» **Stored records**
+ + + + +
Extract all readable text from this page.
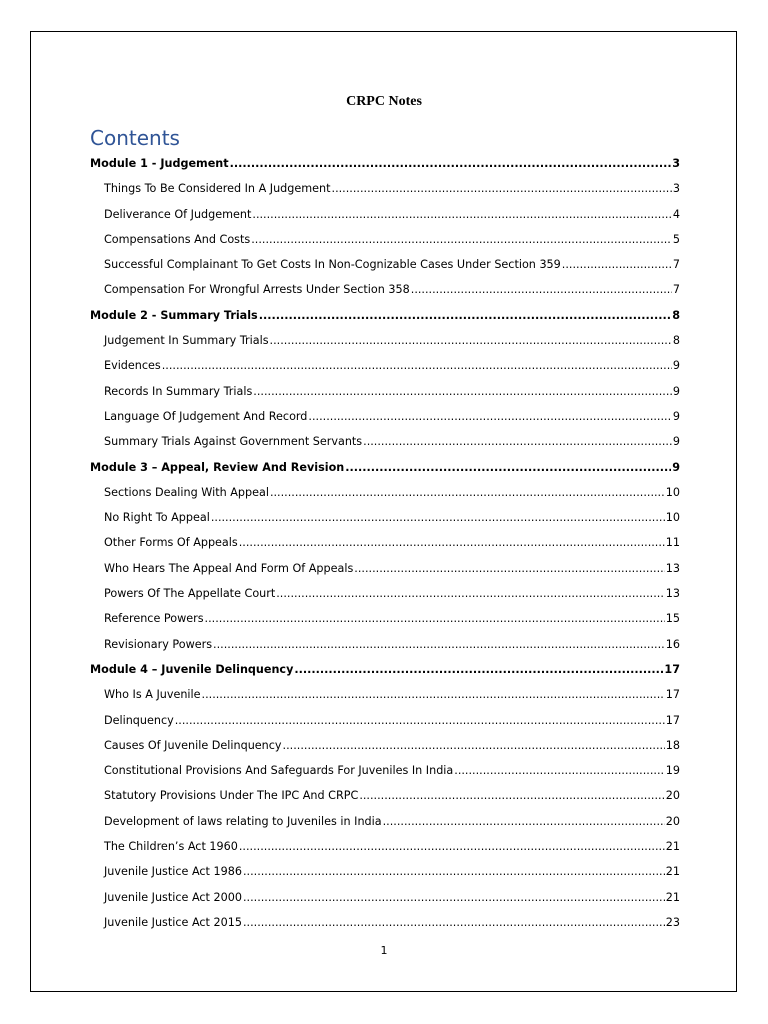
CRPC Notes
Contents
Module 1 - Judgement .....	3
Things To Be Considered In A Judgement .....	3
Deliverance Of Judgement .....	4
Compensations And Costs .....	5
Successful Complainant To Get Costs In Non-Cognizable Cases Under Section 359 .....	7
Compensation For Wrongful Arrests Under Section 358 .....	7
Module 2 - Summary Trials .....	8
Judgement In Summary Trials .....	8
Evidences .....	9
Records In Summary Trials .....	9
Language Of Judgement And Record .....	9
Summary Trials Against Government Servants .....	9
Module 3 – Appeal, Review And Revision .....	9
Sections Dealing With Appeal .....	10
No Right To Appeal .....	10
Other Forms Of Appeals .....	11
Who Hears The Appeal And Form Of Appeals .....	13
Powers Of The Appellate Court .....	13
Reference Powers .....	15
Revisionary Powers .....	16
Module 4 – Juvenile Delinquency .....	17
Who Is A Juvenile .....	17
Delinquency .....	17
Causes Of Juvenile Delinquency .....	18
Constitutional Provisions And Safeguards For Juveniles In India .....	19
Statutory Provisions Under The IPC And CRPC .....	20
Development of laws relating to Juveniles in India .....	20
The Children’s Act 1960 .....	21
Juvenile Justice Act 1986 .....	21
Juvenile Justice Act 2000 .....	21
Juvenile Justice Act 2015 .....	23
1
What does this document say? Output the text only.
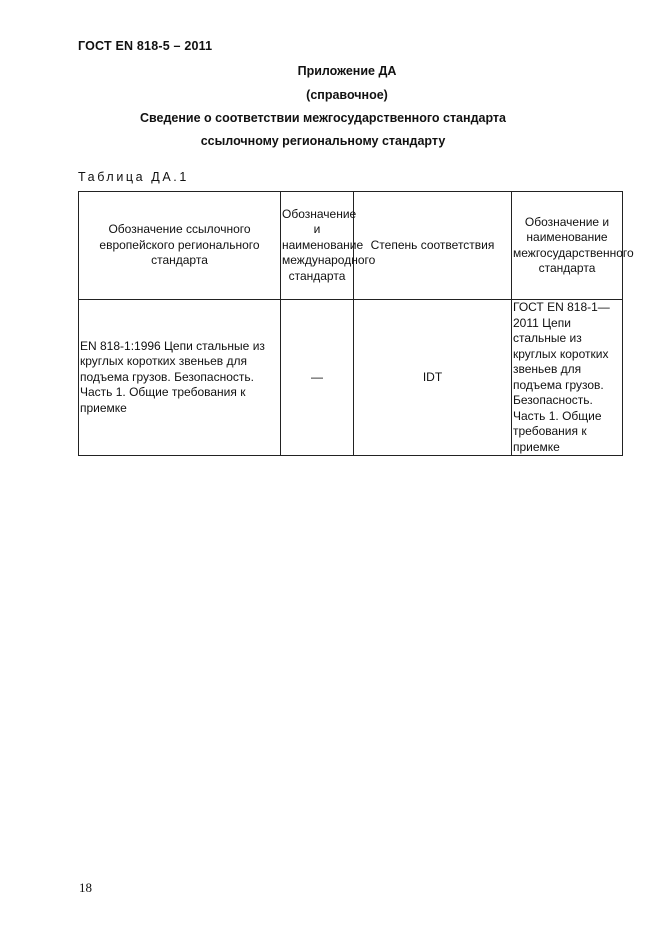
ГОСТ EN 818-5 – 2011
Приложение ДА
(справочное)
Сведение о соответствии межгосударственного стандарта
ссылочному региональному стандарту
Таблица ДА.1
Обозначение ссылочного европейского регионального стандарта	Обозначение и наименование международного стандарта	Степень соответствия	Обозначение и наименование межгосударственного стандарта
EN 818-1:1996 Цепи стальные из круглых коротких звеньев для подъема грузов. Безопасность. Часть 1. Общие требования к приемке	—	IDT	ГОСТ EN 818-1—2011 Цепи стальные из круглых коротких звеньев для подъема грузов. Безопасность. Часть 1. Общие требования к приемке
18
+ + + + +
» **Instructions to follow**
Omit every picture, then reproduce the rest of the listing exactly.

» **Exercise result**
Extract all readable text from this page.
CRPC Notes
Contents
Module 1 - Judgement .....	3
Things To Be Considered In A Judgement .....	3
Deliverance Of Judgement .....	4
Compensations And Costs .....	5
Successful Complainant To Get Costs In Non-Cognizable Cases Under Section 359 .....	7
Compensation For Wrongful Arrests Under Section 358 .....	7
Module 2 - Summary Trials .....	8
Judgement In Summary Trials .....	8
Evidences .....	9
Records In Summary Trials .....	9
Language Of Judgement And Record .....	9
Summary Trials Against Government Servants .....	9
Module 3 – Appeal, Review And Revision .....	9
Sections Dealing With Appeal .....	10
No Right To Appeal .....	10
Other Forms Of Appeals .....	11
Who Hears The Appeal And Form Of Appeals .....	13
Powers Of The Appellate Court .....	13
Reference Powers .....	15
Revisionary Powers .....	16
Module 4 – Juvenile Delinquency .....	17
Who Is A Juvenile .....	17
Delinquency .....	17
Causes Of Juvenile Delinquency .....	18
Constitutional Provisions And Safeguards For Juveniles In India .....	19
Statutory Provisions Under The IPC And CRPC .....	20
Development of laws relating to Juveniles in India .....	20
The Children’s Act 1960 .....	21
Juvenile Justice Act 1986 .....	21
Juvenile Justice Act 2000 .....	21
Juvenile Justice Act 2015 .....	23
1
What does this document say? Output the text only.
ГОСТ EN 818-5 – 2011
Приложение ДА
(справочное)
Сведение о соответствии межгосударственного стандарта
ссылочному региональному стандарту
Таблица ДА.1
Обозначение ссылочного европейского регионального стандарта	Обозначение и наименование международного стандарта	Степень соответствия	Обозначение и наименование межгосударственного стандарта
EN 818-1:1996 Цепи стальные из круглых коротких звеньев для подъема грузов. Безопасность. Часть 1. Общие требования к приемке	—	IDT	ГОСТ EN 818-1—2011 Цепи стальные из круглых коротких звеньев для подъема грузов. Безопасность. Часть 1. Общие требования к приемке
18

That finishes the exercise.